┌──
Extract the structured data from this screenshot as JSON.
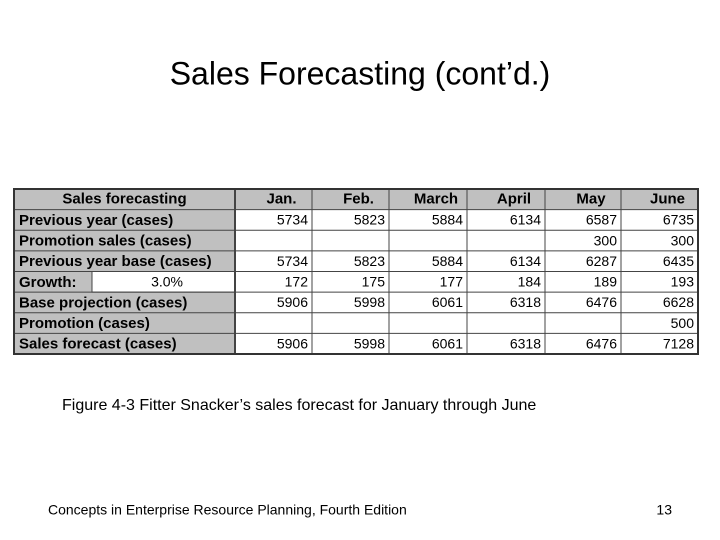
{
  "title": "Sales Forecasting (cont’d.)",
  "table": {
    "header": [
      "Sales forecasting",
      "Jan.",
      "Feb.",
      "March",
      "April",
      "May",
      "June"
    ],
    "rows": [
      {
        "label": "Previous year (cases)",
        "cells": [
          5734,
          5823,
          5884,
          6134,
          6587,
          6735
        ]
      },
      {
        "label": "Promotion sales (cases)",
        "cells": [
          null,
          null,
          null,
          null,
          300,
          300
        ]
      },
      {
        "label": "Previous year base (cases)",
        "cells": [
          5734,
          5823,
          5884,
          6134,
          6287,
          6435
        ]
      },
      {
        "label": "Growth:",
        "rate": "3.0%",
        "cells": [
          172,
          175,
          177,
          184,
          189,
          193
        ]
      },
      {
        "label": "Base projection (cases)",
        "cells": [
          5906,
          5998,
          6061,
          6318,
          6476,
          6628
        ]
      },
      {
        "label": "Promotion (cases)",
        "cells": [
          null,
          null,
          null,
          null,
          null,
          500
        ]
      },
      {
        "label": "Sales forecast (cases)",
        "cells": [
          5906,
          5998,
          6061,
          6318,
          6476,
          7128
        ]
      }
    ]
  },
  "caption": "Figure 4-3  Fitter Snacker’s sales forecast for January through June",
  "footer": "Concepts in Enterprise Resource Planning, Fourth Edition",
  "page_number": 13
}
└──
WHAT IS BEING ASKED ▸ Every record above should be written out again without change, except that the pictures are left out.

EXERCISE ANSWER ▸
Extract the structured data from this screenshot as JSON.
{
  "title": "Sales Forecasting (cont’d.)",
  "table": {
    "header": [
      "Sales forecasting",
      "Jan.",
      "Feb.",
      "March",
      "April",
      "May",
      "June"
    ],
    "rows": [
      {
        "label": "Previous year (cases)",
        "cells": [
          5734,
          5823,
          5884,
          6134,
          6587,
          6735
        ]
      },
      {
        "label": "Promotion sales (cases)",
        "cells": [
          null,
          null,
          null,
          null,
          300,
          300
        ]
      },
      {
        "label": "Previous year base (cases)",
        "cells": [
          5734,
          5823,
          5884,
          6134,
          6287,
          6435
        ]
      },
      {
        "label": "Growth:",
        "rate": "3.0%",
        "cells": [
          172,
          175,
          177,
          184,
          189,
          193
        ]
      },
      {
        "label": "Base projection (cases)",
        "cells": [
          5906,
          5998,
          6061,
          6318,
          6476,
          6628
        ]
      },
      {
        "label": "Promotion (cases)",
        "cells": [
          null,
          null,
          null,
          null,
          null,
          500
        ]
      },
      {
        "label": "Sales forecast (cases)",
        "cells": [
          5906,
          5998,
          6061,
          6318,
          6476,
          7128
        ]
      }
    ]
  },
  "caption": "Figure 4-3  Fitter Snacker’s sales forecast for January through June",
  "footer": "Concepts in Enterprise Resource Planning, Fourth Edition",
  "page_number": 13
}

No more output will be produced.